Count lines with the string "председателя" in them. State the number alone.

•••••

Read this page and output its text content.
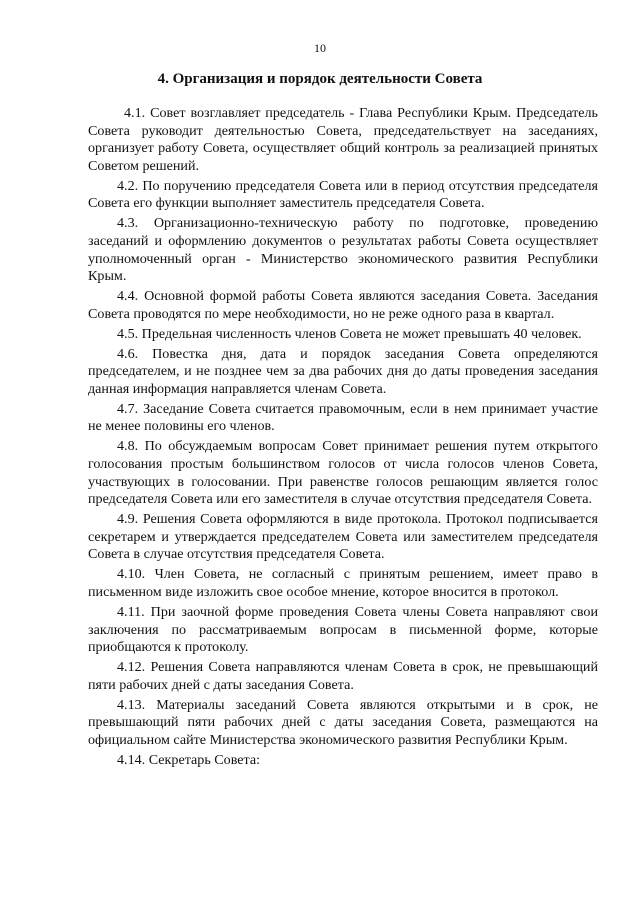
10
4. Организация и порядок деятельности Совета

4.1. Совет возглавляет председатель - Глава Республики Крым. Председатель Совета руководит деятельностью Совета, председательствует на заседаниях, организует работу Совета, осуществляет общий контроль за реализацией принятых Советом решений.

4.2. По поручению председателя Совета или в период отсутствия председателя Совета его функции выполняет заместитель председателя Совета.

4.3. Организационно-техническую работу по подготовке, проведению заседаний и оформлению документов о результатах работы Совета осуществляет уполномоченный орган - Министерство экономического развития Республики Крым.

4.4. Основной формой работы Совета являются заседания Совета. Заседания Совета проводятся по мере необходимости, но не реже одного раза в квартал.

4.5. Предельная численность членов Совета не может превышать 40 человек.

4.6. Повестка дня, дата и порядок заседания Совета определяются председателем, и не позднее чем за два рабочих дня до даты проведения заседания данная информация направляется членам Совета.

4.7. Заседание Совета считается правомочным, если в нем принимает участие не менее половины его членов.

4.8. По обсуждаемым вопросам Совет принимает решения путем открытого голосования простым большинством голосов от числа голосов членов Совета, участвующих в голосовании. При равенстве голосов решающим является голос председателя Совета или его заместителя в случае отсутствия председателя Совета.

4.9. Решения Совета оформляются в виде протокола. Протокол подписывается секретарем и утверждается председателем Совета или заместителем председателя Совета в случае отсутствия председателя Совета.

4.10. Член Совета, не согласный с принятым решением, имеет право в письменном виде изложить свое особое мнение, которое вносится в протокол.

4.11. При заочной форме проведения Совета члены Совета направляют свои заключения по рассматриваемым вопросам в письменной форме, которые приобщаются к протоколу.

4.12. Решения Совета направляются членам Совета в срок, не превышающий пяти рабочих дней с даты заседания Совета.

4.13. Материалы заседаний Совета являются открытыми и в срок, не превышающий пяти рабочих дней с даты заседания Совета, размещаются на официальном сайте Министерства экономического развития Республики Крым.

4.14. Секретарь Совета:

•••••

Exercise solution
3